**The data**

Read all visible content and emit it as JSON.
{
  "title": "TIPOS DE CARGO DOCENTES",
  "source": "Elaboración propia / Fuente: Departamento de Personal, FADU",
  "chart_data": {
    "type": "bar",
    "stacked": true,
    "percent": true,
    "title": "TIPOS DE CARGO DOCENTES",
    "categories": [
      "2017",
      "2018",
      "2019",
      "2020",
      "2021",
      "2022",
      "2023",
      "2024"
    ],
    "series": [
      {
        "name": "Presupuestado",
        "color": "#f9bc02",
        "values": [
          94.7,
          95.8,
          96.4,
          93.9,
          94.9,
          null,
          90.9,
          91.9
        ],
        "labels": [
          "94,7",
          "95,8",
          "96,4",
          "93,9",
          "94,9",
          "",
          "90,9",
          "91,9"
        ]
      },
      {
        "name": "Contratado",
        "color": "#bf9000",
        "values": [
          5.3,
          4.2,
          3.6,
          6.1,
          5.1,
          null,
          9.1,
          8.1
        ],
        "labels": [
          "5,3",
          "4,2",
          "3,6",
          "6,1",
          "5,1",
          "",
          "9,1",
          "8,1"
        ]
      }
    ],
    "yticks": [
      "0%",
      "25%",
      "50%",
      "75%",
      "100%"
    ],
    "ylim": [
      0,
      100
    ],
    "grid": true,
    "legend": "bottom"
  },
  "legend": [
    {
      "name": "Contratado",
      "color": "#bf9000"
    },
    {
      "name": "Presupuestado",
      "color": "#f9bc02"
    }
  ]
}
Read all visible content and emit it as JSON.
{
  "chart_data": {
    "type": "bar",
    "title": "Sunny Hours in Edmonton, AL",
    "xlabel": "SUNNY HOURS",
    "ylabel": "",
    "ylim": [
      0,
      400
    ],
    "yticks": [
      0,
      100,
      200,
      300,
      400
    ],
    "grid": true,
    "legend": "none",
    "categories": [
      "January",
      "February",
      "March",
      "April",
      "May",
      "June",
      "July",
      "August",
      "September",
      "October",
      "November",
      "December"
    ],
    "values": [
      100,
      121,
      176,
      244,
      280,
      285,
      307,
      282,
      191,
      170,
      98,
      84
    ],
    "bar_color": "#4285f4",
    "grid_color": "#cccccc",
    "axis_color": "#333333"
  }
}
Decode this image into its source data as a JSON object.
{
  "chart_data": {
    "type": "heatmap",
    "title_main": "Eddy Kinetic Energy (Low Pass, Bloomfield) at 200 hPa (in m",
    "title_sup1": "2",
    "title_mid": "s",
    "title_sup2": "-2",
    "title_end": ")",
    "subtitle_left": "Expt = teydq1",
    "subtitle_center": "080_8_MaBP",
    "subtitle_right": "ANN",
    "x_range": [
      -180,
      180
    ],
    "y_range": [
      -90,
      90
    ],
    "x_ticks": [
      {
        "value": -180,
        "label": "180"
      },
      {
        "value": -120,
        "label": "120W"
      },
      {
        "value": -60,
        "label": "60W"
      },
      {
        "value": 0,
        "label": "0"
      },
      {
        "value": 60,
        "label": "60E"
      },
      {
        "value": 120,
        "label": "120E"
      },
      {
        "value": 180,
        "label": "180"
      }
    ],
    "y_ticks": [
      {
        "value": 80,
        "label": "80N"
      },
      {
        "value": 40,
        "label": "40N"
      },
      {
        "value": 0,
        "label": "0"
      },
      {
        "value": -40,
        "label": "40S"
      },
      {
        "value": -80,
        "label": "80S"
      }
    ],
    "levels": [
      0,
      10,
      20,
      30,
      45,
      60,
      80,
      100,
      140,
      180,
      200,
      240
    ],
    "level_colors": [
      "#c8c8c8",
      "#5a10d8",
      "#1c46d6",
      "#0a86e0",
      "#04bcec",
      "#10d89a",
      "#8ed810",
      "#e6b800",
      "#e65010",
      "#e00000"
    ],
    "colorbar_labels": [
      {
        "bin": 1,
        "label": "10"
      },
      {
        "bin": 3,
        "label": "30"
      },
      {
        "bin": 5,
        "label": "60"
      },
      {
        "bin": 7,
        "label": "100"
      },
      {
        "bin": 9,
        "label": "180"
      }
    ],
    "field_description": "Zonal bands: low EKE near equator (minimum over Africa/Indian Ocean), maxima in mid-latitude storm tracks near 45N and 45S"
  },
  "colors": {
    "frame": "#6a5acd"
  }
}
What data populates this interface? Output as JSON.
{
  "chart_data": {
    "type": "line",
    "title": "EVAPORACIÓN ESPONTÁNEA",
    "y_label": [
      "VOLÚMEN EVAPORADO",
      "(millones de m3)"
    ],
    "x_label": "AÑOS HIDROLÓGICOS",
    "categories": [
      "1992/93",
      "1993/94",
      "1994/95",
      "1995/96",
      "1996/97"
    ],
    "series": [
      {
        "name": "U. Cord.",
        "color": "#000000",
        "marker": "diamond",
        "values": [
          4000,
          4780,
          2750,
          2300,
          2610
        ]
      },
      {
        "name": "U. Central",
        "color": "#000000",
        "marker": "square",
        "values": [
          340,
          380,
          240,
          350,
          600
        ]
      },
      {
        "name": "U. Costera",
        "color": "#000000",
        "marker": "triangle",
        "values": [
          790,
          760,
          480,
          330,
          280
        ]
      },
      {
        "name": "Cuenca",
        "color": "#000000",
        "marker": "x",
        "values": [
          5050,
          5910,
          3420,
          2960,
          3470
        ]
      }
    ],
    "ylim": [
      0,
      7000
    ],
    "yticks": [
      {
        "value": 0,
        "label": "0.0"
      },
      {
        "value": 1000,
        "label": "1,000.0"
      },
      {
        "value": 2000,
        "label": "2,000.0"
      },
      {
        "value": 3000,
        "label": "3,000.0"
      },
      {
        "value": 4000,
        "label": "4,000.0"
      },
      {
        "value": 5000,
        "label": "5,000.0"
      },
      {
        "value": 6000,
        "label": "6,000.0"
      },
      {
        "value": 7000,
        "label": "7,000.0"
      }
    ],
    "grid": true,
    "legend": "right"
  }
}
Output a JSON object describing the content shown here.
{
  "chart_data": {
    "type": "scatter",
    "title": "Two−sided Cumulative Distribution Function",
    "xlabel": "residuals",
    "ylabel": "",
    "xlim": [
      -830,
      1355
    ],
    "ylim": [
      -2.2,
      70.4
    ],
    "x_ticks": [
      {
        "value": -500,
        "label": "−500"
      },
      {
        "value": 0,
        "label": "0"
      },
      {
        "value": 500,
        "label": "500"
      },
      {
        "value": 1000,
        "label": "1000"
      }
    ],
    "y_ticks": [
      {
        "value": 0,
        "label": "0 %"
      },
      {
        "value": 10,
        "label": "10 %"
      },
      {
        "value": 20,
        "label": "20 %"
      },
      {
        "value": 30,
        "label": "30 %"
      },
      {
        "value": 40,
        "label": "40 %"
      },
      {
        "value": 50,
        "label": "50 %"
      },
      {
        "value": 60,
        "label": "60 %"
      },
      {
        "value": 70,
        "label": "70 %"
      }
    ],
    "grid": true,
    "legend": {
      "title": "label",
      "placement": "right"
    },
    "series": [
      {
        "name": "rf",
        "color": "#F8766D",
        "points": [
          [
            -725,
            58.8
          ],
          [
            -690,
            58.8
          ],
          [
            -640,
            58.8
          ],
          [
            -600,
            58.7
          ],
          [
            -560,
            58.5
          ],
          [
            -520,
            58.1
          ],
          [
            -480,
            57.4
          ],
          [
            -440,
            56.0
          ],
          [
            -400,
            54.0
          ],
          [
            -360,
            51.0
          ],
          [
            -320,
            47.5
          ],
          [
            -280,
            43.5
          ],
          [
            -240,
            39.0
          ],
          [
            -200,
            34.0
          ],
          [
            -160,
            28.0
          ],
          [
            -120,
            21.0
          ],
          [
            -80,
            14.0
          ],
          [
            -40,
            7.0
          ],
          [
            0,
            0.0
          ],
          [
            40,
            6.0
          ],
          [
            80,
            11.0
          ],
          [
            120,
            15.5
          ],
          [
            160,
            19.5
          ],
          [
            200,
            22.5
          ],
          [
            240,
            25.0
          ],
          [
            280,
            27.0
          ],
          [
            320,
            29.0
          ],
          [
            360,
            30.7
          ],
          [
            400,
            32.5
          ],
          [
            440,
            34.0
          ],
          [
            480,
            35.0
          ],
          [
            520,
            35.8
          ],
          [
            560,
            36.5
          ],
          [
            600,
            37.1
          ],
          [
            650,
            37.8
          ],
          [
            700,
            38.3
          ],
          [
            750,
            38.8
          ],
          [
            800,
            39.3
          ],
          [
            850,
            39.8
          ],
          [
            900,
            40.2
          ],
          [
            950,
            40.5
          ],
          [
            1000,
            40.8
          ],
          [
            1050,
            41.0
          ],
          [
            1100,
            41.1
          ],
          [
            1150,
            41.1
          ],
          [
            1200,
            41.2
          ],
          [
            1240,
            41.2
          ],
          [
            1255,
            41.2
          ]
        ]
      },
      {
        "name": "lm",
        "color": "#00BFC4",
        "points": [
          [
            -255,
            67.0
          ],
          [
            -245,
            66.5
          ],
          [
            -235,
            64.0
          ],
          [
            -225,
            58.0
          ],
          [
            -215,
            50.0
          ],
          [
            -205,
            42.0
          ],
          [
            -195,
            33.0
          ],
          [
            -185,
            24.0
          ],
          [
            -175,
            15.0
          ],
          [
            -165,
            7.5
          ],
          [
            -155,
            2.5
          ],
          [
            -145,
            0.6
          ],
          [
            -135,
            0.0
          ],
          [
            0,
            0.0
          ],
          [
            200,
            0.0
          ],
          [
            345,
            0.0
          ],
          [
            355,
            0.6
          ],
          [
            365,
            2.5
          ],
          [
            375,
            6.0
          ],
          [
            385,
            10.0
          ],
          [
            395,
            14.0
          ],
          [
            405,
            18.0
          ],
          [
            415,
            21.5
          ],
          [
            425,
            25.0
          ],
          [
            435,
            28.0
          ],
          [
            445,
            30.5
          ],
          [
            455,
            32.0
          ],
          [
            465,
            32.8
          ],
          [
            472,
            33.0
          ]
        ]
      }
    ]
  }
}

**Directions for this task**
Which lines contain the word "xlabel"? Copy each of them.

**Solution**
    "xlabel": "SUNNY HOURS",
    "xlabel": "residuals",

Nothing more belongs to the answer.